- Stated problem
Show all lines that include the string "BTCUSD"; copy each one.

--- begin Exercise input ---

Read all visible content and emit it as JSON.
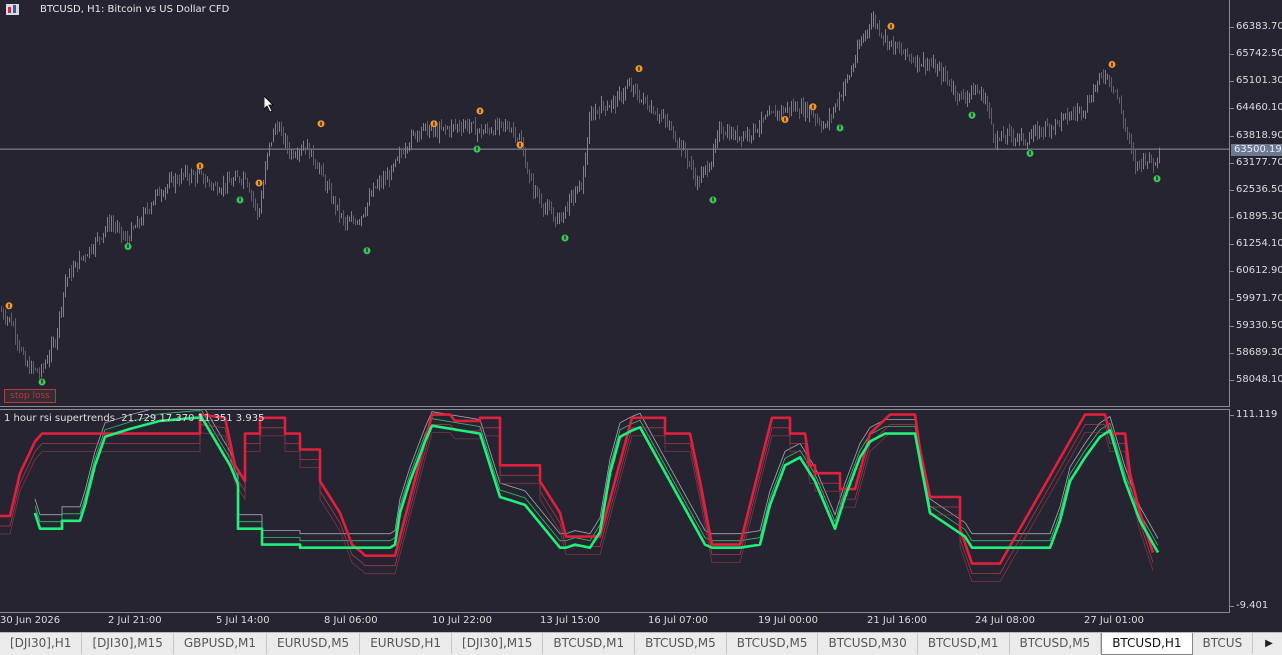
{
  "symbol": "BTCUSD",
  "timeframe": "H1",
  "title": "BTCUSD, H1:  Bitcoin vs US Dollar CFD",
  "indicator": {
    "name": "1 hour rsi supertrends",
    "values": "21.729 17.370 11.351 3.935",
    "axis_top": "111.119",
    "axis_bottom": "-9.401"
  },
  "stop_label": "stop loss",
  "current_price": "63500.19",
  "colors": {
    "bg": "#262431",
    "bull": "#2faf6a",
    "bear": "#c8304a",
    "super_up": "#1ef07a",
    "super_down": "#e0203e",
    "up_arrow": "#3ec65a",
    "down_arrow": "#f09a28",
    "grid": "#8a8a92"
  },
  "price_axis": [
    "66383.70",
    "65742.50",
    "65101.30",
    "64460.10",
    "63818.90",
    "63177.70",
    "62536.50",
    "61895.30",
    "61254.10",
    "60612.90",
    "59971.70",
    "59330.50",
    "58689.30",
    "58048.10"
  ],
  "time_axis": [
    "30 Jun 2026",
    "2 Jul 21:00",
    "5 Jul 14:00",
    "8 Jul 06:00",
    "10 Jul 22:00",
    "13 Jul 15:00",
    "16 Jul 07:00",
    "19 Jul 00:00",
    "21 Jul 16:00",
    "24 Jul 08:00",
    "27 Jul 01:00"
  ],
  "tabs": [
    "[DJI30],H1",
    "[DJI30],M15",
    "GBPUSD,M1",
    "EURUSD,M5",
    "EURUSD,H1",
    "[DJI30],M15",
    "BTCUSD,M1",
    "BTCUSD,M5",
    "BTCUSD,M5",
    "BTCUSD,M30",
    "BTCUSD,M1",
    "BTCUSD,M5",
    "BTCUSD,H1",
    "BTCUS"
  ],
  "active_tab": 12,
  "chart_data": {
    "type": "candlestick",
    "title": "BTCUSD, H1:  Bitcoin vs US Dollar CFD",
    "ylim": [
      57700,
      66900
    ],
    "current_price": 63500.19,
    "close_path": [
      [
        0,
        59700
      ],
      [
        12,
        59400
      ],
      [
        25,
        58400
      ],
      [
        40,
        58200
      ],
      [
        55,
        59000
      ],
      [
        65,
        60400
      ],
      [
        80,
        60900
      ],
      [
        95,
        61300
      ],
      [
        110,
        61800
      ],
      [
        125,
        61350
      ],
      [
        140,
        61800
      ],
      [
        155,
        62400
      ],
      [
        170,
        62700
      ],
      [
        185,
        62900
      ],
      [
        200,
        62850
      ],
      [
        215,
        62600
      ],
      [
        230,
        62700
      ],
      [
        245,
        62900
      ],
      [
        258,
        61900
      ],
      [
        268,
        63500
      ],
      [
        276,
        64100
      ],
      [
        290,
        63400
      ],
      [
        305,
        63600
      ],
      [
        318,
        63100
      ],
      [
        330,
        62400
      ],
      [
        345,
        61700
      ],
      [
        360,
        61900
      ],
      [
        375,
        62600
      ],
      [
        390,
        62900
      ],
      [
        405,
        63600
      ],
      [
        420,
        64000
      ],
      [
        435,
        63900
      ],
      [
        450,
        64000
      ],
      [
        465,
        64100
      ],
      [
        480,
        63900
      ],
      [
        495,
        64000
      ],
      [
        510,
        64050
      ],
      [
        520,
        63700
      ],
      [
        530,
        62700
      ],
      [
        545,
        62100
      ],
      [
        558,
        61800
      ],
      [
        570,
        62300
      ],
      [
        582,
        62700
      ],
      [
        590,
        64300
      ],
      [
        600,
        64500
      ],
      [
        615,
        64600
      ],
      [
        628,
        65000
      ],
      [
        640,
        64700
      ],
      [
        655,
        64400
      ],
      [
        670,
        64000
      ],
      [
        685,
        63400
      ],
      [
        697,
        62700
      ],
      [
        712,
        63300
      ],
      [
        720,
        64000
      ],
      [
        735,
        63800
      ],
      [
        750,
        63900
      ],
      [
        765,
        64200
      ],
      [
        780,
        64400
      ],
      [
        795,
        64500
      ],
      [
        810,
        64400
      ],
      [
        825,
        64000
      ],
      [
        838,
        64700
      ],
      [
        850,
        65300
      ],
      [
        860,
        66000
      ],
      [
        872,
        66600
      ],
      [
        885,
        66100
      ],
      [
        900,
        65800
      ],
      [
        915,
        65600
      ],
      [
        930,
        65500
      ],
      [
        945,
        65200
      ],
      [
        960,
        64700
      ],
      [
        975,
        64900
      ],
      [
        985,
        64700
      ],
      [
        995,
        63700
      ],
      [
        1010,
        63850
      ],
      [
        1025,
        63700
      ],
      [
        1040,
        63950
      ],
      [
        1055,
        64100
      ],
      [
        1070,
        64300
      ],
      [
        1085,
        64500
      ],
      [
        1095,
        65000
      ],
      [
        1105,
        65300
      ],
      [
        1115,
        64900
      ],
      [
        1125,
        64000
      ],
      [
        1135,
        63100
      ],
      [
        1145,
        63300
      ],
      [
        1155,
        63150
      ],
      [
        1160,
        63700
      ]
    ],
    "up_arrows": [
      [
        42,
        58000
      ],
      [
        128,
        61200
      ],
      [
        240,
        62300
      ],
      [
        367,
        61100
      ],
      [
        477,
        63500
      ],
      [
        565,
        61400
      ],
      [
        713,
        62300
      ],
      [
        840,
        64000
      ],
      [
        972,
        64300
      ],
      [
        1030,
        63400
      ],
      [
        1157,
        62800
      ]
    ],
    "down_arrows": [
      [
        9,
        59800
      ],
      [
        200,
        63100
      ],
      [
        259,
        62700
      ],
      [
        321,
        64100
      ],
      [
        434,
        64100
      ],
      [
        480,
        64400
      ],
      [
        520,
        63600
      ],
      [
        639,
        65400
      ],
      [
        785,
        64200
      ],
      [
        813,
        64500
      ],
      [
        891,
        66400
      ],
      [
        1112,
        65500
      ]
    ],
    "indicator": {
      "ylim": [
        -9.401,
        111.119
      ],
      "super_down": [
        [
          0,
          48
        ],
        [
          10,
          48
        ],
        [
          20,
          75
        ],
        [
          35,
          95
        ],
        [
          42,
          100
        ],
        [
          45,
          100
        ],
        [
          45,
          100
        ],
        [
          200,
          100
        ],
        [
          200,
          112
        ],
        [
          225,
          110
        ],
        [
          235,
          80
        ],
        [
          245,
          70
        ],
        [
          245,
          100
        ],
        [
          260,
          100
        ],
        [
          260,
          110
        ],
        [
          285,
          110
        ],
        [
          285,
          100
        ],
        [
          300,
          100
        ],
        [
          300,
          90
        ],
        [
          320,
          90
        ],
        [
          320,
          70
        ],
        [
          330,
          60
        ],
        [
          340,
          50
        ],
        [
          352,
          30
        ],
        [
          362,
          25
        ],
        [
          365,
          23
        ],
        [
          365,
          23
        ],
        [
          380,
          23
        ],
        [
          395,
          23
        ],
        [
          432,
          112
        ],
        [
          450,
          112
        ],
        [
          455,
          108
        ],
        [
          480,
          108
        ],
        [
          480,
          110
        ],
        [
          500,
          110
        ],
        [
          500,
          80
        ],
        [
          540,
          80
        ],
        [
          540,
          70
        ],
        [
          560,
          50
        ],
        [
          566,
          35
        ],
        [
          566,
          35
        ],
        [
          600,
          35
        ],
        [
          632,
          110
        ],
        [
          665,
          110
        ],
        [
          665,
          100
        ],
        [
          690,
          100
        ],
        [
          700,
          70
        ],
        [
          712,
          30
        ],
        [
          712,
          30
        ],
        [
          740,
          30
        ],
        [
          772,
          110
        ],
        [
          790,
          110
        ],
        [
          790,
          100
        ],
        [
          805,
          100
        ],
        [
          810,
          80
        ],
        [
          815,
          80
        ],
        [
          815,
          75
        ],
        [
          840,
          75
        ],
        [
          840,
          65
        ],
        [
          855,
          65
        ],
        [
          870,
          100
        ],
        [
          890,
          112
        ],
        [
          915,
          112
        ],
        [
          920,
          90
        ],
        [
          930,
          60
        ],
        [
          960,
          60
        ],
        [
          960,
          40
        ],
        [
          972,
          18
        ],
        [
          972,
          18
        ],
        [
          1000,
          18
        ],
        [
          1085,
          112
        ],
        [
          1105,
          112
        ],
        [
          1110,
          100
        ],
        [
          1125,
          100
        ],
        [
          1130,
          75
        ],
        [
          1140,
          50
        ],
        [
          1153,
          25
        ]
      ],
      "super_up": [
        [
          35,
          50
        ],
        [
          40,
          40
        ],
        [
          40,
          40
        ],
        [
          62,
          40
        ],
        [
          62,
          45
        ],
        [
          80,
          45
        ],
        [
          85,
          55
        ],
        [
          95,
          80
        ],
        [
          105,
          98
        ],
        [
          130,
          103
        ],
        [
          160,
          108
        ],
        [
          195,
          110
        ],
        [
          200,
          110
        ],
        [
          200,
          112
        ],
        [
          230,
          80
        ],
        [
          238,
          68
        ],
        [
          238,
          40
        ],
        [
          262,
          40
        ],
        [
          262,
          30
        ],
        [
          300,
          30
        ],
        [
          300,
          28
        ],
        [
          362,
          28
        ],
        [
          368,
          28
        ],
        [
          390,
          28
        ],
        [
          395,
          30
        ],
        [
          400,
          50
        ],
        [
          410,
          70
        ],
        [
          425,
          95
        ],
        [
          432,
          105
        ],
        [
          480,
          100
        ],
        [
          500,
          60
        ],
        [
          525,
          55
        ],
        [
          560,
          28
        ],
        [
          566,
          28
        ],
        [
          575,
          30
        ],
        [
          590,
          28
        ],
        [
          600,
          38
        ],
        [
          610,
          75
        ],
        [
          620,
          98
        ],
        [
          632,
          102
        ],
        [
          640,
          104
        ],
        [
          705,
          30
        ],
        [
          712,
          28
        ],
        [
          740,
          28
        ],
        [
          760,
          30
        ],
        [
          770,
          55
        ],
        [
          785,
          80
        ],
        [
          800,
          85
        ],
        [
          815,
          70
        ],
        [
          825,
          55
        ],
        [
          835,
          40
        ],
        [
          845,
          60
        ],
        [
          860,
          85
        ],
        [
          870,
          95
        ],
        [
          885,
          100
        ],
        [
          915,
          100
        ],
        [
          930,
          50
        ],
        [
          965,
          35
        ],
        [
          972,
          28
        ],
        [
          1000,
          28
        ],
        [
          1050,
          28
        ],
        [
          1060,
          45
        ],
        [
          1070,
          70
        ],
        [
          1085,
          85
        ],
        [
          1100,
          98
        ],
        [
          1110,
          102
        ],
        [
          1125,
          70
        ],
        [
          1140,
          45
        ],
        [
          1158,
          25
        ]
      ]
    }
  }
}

--- end Exercise input ---

- Task answer
  "symbol": "BTCUSD",
  "title": "BTCUSD, H1:  Bitcoin vs US Dollar CFD",
    "BTCUSD,M1",
    "BTCUSD,M5",
    "BTCUSD,M5",
    "BTCUSD,M30",
    "BTCUSD,M1",
    "BTCUSD,M5",
    "BTCUSD,H1",
    "title": "BTCUSD, H1:  Bitcoin vs US Dollar CFD",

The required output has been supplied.